(Data entries)
******************************
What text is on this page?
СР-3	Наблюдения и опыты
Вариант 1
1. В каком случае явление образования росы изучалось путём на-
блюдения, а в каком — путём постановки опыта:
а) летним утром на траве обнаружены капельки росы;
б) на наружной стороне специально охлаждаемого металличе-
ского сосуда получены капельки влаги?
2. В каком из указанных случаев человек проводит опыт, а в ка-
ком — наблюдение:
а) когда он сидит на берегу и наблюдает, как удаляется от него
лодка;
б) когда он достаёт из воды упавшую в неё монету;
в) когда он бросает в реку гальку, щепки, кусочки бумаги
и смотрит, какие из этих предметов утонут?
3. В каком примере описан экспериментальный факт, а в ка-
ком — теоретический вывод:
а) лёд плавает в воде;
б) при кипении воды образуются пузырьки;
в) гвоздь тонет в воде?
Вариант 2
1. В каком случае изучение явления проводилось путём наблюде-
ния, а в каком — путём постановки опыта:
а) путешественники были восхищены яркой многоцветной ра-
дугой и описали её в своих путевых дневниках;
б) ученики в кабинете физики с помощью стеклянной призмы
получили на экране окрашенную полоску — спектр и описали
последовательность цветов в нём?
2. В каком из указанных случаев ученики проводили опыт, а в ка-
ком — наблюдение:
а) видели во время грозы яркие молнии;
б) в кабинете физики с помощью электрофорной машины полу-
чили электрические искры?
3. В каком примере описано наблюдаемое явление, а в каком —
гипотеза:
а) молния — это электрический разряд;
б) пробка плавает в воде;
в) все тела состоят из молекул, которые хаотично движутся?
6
******************************
**The request:** Give all the records again. Match them exactly.

**Response to this task:**
What text is on this page?
СР-3	Наблюдения и опыты
Вариант 1
1. В каком случае явление образования росы изучалось путём на-
блюдения, а в каком — путём постановки опыта:
а) летним утром на траве обнаружены капельки росы;
б) на наружной стороне специально охлаждаемого металличе-
ского сосуда получены капельки влаги?
2. В каком из указанных случаев человек проводит опыт, а в ка-
ком — наблюдение:
а) когда он сидит на берегу и наблюдает, как удаляется от него
лодка;
б) когда он достаёт из воды упавшую в неё монету;
в) когда он бросает в реку гальку, щепки, кусочки бумаги
и смотрит, какие из этих предметов утонут?
3. В каком примере описан экспериментальный факт, а в ка-
ком — теоретический вывод:
а) лёд плавает в воде;
б) при кипении воды образуются пузырьки;
в) гвоздь тонет в воде?
Вариант 2
1. В каком случае изучение явления проводилось путём наблюде-
ния, а в каком — путём постановки опыта:
а) путешественники были восхищены яркой многоцветной ра-
дугой и описали её в своих путевых дневниках;
б) ученики в кабинете физики с помощью стеклянной призмы
получили на экране окрашенную полоску — спектр и описали
последовательность цветов в нём?
2. В каком из указанных случаев ученики проводили опыт, а в ка-
ком — наблюдение:
а) видели во время грозы яркие молнии;
б) в кабинете физики с помощью электрофорной машины полу-
чили электрические искры?
3. В каком примере описано наблюдаемое явление, а в каком —
гипотеза:
а) молния — это электрический разряд;
б) пробка плавает в воде;
в) все тела состоят из молекул, которые хаотично движутся?
6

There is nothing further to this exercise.